> _THE DATA_:
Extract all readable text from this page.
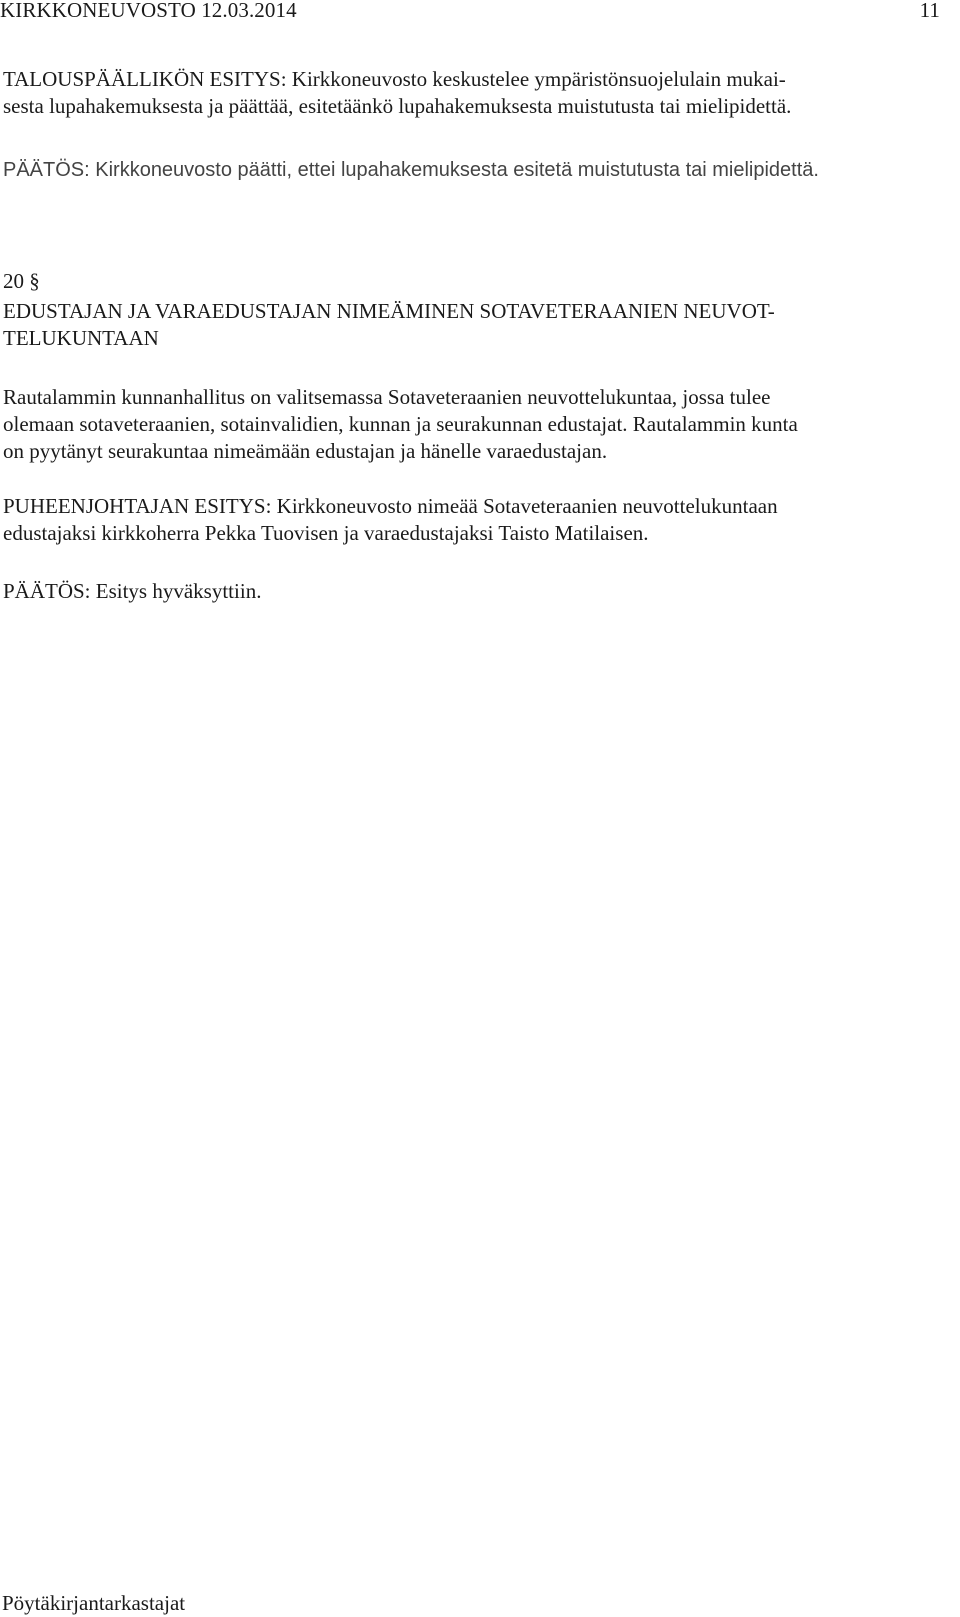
KIRKKONEUVOSTO 12.03.2014	11

TALOUSPÄÄLLIKÖN ESITYS: Kirkkoneuvosto keskustelee ympäristönsuojelulain mukai-
sesta lupahakemuksesta ja päättää, esitetäänkö lupahakemuksesta muistutusta tai mielipidettä.

PÄÄTÖS: Kirkkoneuvosto päätti, ettei lupahakemuksesta esitetä muistutusta tai mielipidettä.

20 §
EDUSTAJAN JA VARAEDUSTAJAN NIMEÄMINEN SOTAVETERAANIEN NEUVOT-
TELUKUNTAAN

Rautalammin kunnanhallitus on valitsemassa Sotaveteraanien neuvottelukuntaa, jossa tulee
olemaan sotaveteraanien, sotainvalidien, kunnan ja seurakunnan edustajat. Rautalammin kunta
on pyytänyt seurakuntaa nimeämään edustajan ja hänelle varaedustajan.

PUHEENJOHTAJAN ESITYS: Kirkkoneuvosto nimeää Sotaveteraanien neuvottelukuntaan
edustajaksi kirkkoherra Pekka Tuovisen ja varaedustajaksi Taisto Matilaisen.

PÄÄTÖS: Esitys hyväksyttiin.

Pöytäkirjantarkastajat
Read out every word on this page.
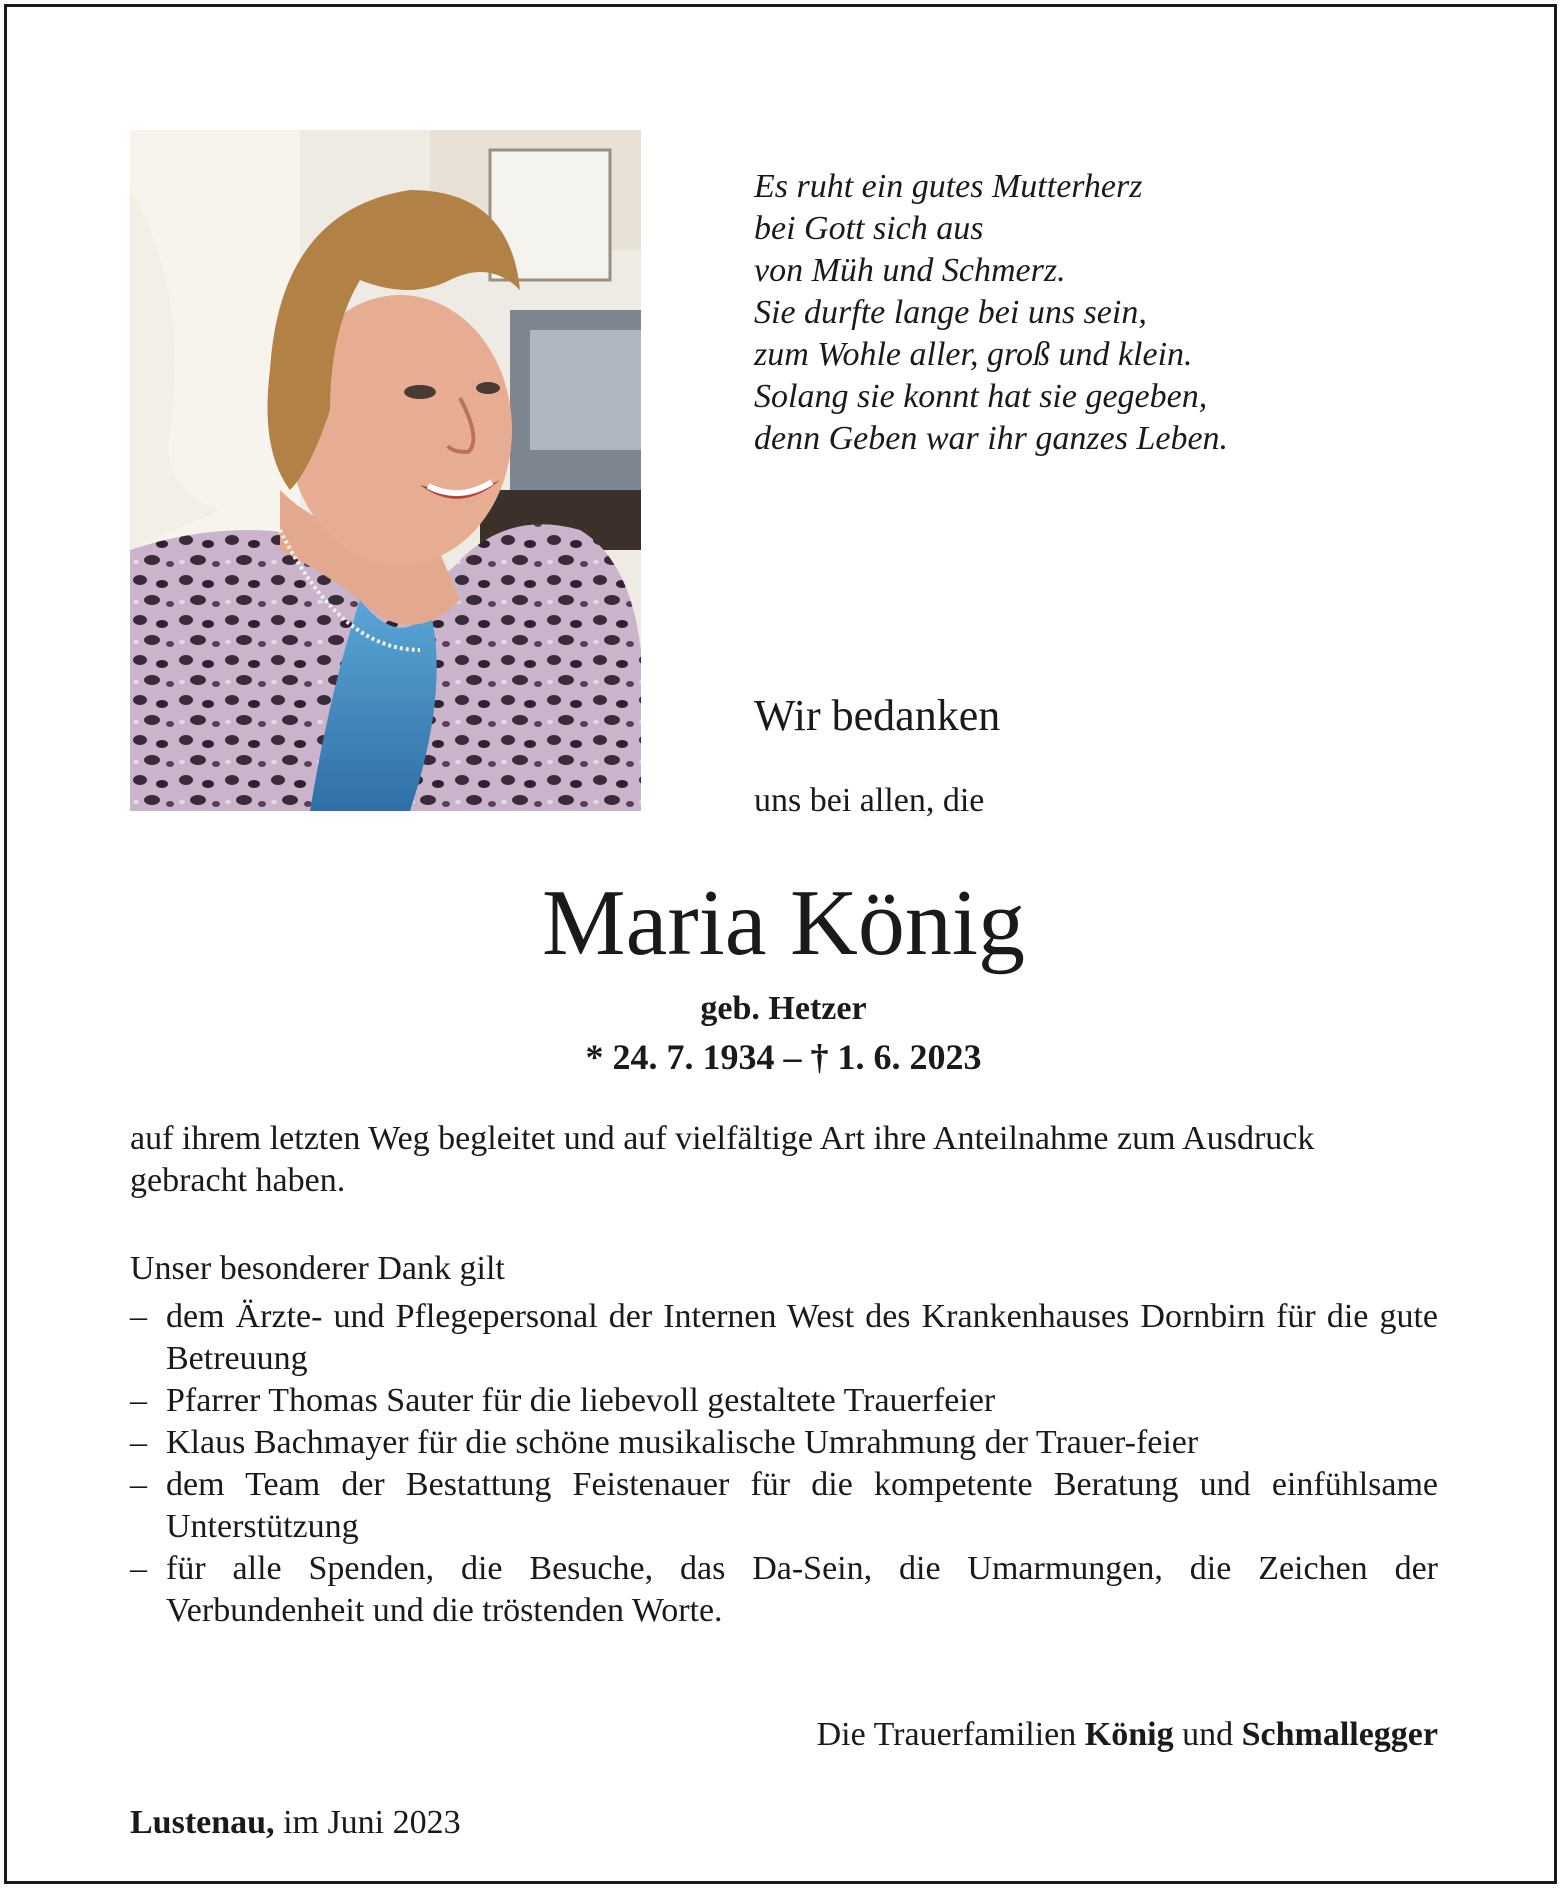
Es ruht ein gutes Mutterherz
bei Gott sich aus
von Müh und Schmerz.
Sie durfte lange bei uns sein,
zum Wohle aller, groß und klein.
Solang sie konnt hat sie gegeben,
denn Geben war ihr ganzes Leben.
Wir bedanken
uns bei allen, die
Maria König
geb. Hetzer
* 24. 7. 1934 – † 1. 6. 2023
auf ihrem letzten Weg begleitet und auf vielfältige Art ihre Anteilnahme zum Ausdruck gebracht haben.
Unser besonderer Dank gilt
– dem Ärzte- und Pflegepersonal der Internen West des Krankenhauses Dornbirn für die gute Betreuung
– Pfarrer Thomas Sauter für die liebevoll gestaltete Trauerfeier
– Klaus Bachmayer für die schöne musikalische Umrahmung der Trauer-feier
– dem Team der Bestattung Feistenauer für die kompetente Beratung und einfühlsame Unterstützung
– für alle Spenden, die Besuche, das Da-Sein, die Umarmungen, die Zeichen der Verbundenheit und die tröstenden Worte.
Die Trauerfamilien König und Schmallegger
Lustenau, im Juni 2023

> _GIVEN TASK_: From the listing above, print every entry precisely and drop the pictures.

> _EXERCISE RESPONSE_:
Extract all readable text from this page.
KIRKKONEUVOSTO 12.03.2014	11

TALOUSPÄÄLLIKÖN ESITYS: Kirkkoneuvosto keskustelee ympäristönsuojelulain mukai-
sesta lupahakemuksesta ja päättää, esitetäänkö lupahakemuksesta muistutusta tai mielipidettä.

PÄÄTÖS: Kirkkoneuvosto päätti, ettei lupahakemuksesta esitetä muistutusta tai mielipidettä.

20 §
EDUSTAJAN JA VARAEDUSTAJAN NIMEÄMINEN SOTAVETERAANIEN NEUVOT-
TELUKUNTAAN

Rautalammin kunnanhallitus on valitsemassa Sotaveteraanien neuvottelukuntaa, jossa tulee
olemaan sotaveteraanien, sotainvalidien, kunnan ja seurakunnan edustajat. Rautalammin kunta
on pyytänyt seurakuntaa nimeämään edustajan ja hänelle varaedustajan.

PUHEENJOHTAJAN ESITYS: Kirkkoneuvosto nimeää Sotaveteraanien neuvottelukuntaan
edustajaksi kirkkoherra Pekka Tuovisen ja varaedustajaksi Taisto Matilaisen.

PÄÄTÖS: Esitys hyväksyttiin.

Pöytäkirjantarkastajat
Read out every word on this page.
Es ruht ein gutes Mutterherz
bei Gott sich aus
von Müh und Schmerz.
Sie durfte lange bei uns sein,
zum Wohle aller, groß und klein.
Solang sie konnt hat sie gegeben,
denn Geben war ihr ganzes Leben.
Wir bedanken
uns bei allen, die
Maria König
geb. Hetzer
* 24. 7. 1934 – † 1. 6. 2023
auf ihrem letzten Weg begleitet und auf vielfältige Art ihre Anteilnahme zum Ausdruck gebracht haben.
Unser besonderer Dank gilt
– dem Ärzte- und Pflegepersonal der Internen West des Krankenhauses Dornbirn für die gute Betreuung
– Pfarrer Thomas Sauter für die liebevoll gestaltete Trauerfeier
– Klaus Bachmayer für die schöne musikalische Umrahmung der Trauer-feier
– dem Team der Bestattung Feistenauer für die kompetente Beratung und einfühlsame Unterstützung
– für alle Spenden, die Besuche, das Da-Sein, die Umarmungen, die Zeichen der Verbundenheit und die tröstenden Worte.
Die Trauerfamilien König und Schmallegger
Lustenau, im Juni 2023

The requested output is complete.